Objective.
Output the material beneath exactly, leaving nothing out.

┏━━

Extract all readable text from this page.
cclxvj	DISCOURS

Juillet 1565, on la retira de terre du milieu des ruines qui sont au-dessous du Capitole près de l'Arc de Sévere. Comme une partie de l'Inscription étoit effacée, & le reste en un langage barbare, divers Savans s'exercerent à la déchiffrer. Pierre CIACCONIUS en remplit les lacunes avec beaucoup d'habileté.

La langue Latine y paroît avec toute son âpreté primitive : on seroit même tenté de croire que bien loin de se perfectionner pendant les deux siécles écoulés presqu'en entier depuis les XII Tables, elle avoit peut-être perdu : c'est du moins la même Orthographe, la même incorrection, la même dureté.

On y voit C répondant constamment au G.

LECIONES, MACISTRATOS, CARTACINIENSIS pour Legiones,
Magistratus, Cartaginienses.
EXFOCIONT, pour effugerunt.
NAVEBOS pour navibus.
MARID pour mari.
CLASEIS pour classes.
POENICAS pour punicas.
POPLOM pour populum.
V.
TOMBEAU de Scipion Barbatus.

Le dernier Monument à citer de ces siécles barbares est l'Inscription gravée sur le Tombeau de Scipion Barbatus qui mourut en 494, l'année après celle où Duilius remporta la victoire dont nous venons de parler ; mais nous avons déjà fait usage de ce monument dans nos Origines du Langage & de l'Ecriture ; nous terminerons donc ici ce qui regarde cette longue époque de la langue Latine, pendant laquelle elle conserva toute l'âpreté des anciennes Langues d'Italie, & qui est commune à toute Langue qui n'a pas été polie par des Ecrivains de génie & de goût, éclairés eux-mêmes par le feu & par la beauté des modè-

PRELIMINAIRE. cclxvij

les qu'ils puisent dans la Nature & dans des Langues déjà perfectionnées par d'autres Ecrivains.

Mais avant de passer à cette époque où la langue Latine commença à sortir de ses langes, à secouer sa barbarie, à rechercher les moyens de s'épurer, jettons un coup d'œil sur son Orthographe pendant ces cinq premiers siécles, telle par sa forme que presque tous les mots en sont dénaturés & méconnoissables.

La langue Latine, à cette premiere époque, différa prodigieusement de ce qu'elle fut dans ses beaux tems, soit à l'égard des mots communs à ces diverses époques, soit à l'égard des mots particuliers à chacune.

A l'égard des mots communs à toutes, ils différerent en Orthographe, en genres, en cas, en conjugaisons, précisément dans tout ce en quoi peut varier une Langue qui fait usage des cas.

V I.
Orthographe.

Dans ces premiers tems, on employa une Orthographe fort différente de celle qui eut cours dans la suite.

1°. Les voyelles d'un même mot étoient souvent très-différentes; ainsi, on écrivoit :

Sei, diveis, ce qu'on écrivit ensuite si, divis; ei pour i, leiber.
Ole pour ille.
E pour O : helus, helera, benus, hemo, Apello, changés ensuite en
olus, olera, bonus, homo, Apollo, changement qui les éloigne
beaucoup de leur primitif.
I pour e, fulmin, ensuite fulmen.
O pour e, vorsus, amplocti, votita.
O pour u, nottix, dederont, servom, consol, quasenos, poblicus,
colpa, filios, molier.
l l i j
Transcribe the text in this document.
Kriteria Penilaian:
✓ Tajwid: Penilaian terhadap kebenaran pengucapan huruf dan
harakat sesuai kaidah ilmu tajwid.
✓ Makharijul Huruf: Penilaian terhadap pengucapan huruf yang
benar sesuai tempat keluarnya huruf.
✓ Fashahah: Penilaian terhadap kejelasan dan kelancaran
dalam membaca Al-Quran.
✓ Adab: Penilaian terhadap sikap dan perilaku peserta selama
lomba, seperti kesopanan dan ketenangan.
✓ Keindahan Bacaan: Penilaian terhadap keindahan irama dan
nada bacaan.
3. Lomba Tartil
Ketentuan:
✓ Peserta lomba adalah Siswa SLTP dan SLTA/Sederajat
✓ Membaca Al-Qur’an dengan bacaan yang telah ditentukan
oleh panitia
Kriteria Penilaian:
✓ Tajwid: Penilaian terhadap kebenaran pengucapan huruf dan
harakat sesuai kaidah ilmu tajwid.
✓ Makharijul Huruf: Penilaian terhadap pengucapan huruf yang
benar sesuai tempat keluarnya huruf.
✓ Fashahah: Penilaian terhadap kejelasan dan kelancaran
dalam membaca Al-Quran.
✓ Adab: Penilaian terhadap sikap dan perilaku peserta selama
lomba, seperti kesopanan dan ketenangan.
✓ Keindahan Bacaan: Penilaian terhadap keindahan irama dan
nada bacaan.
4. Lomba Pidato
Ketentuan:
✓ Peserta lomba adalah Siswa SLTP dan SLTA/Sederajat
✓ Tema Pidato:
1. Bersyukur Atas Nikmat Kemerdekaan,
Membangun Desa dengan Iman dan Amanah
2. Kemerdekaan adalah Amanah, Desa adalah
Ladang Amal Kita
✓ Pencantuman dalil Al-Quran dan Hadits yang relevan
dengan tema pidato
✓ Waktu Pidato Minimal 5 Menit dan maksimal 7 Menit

┗━━

Solution to the exercise.
Extract all readable text from this page.
cclxvj	DISCOURS

Juillet 1565, on la retira de terre du milieu des ruines qui sont au-dessous du Capitole près de l'Arc de Sévere. Comme une partie de l'Inscription étoit effacée, & le reste en un langage barbare, divers Savans s'exercerent à la déchiffrer. Pierre CIACCONIUS en remplit les lacunes avec beaucoup d'habileté.

La langue Latine y paroît avec toute son âpreté primitive : on seroit même tenté de croire que bien loin de se perfectionner pendant les deux siécles écoulés presqu'en entier depuis les XII Tables, elle avoit peut-être perdu : c'est du moins la même Orthographe, la même incorrection, la même dureté.

On y voit C répondant constamment au G.

LECIONES, MACISTRATOS, CARTACINIENSIS pour Legiones,
Magistratus, Cartaginienses.
EXFOCIONT, pour effugerunt.
NAVEBOS pour navibus.
MARID pour mari.
CLASEIS pour classes.
POENICAS pour punicas.
POPLOM pour populum.
V.
TOMBEAU de Scipion Barbatus.

Le dernier Monument à citer de ces siécles barbares est l'Inscription gravée sur le Tombeau de Scipion Barbatus qui mourut en 494, l'année après celle où Duilius remporta la victoire dont nous venons de parler ; mais nous avons déjà fait usage de ce monument dans nos Origines du Langage & de l'Ecriture ; nous terminerons donc ici ce qui regarde cette longue époque de la langue Latine, pendant laquelle elle conserva toute l'âpreté des anciennes Langues d'Italie, & qui est commune à toute Langue qui n'a pas été polie par des Ecrivains de génie & de goût, éclairés eux-mêmes par le feu & par la beauté des modè-

PRELIMINAIRE. cclxvij

les qu'ils puisent dans la Nature & dans des Langues déjà perfectionnées par d'autres Ecrivains.

Mais avant de passer à cette époque où la langue Latine commença à sortir de ses langes, à secouer sa barbarie, à rechercher les moyens de s'épurer, jettons un coup d'œil sur son Orthographe pendant ces cinq premiers siécles, telle par sa forme que presque tous les mots en sont dénaturés & méconnoissables.

La langue Latine, à cette premiere époque, différa prodigieusement de ce qu'elle fut dans ses beaux tems, soit à l'égard des mots communs à ces diverses époques, soit à l'égard des mots particuliers à chacune.

A l'égard des mots communs à toutes, ils différerent en Orthographe, en genres, en cas, en conjugaisons, précisément dans tout ce en quoi peut varier une Langue qui fait usage des cas.

V I.
Orthographe.

Dans ces premiers tems, on employa une Orthographe fort différente de celle qui eut cours dans la suite.

1°. Les voyelles d'un même mot étoient souvent très-différentes; ainsi, on écrivoit :

Sei, diveis, ce qu'on écrivit ensuite si, divis; ei pour i, leiber.
Ole pour ille.
E pour O : helus, helera, benus, hemo, Apello, changés ensuite en
olus, olera, bonus, homo, Apollo, changement qui les éloigne
beaucoup de leur primitif.
I pour e, fulmin, ensuite fulmen.
O pour e, vorsus, amplocti, votita.
O pour u, nottix, dederont, servom, consol, quasenos, poblicus,
colpa, filios, molier.
l l i j
Transcribe the text in this document.
Kriteria Penilaian:
✓ Tajwid: Penilaian terhadap kebenaran pengucapan huruf dan
harakat sesuai kaidah ilmu tajwid.
✓ Makharijul Huruf: Penilaian terhadap pengucapan huruf yang
benar sesuai tempat keluarnya huruf.
✓ Fashahah: Penilaian terhadap kejelasan dan kelancaran
dalam membaca Al-Quran.
✓ Adab: Penilaian terhadap sikap dan perilaku peserta selama
lomba, seperti kesopanan dan ketenangan.
✓ Keindahan Bacaan: Penilaian terhadap keindahan irama dan
nada bacaan.
3. Lomba Tartil
Ketentuan:
✓ Peserta lomba adalah Siswa SLTP dan SLTA/Sederajat
✓ Membaca Al-Qur’an dengan bacaan yang telah ditentukan
oleh panitia
Kriteria Penilaian:
✓ Tajwid: Penilaian terhadap kebenaran pengucapan huruf dan
harakat sesuai kaidah ilmu tajwid.
✓ Makharijul Huruf: Penilaian terhadap pengucapan huruf yang
benar sesuai tempat keluarnya huruf.
✓ Fashahah: Penilaian terhadap kejelasan dan kelancaran
dalam membaca Al-Quran.
✓ Adab: Penilaian terhadap sikap dan perilaku peserta selama
lomba, seperti kesopanan dan ketenangan.
✓ Keindahan Bacaan: Penilaian terhadap keindahan irama dan
nada bacaan.
4. Lomba Pidato
Ketentuan:
✓ Peserta lomba adalah Siswa SLTP dan SLTA/Sederajat
✓ Tema Pidato:
1. Bersyukur Atas Nikmat Kemerdekaan,
Membangun Desa dengan Iman dan Amanah
2. Kemerdekaan adalah Amanah, Desa adalah
Ladang Amal Kita
✓ Pencantuman dalil Al-Quran dan Hadits yang relevan
dengan tema pidato
✓ Waktu Pidato Minimal 5 Menit dan maksimal 7 Menit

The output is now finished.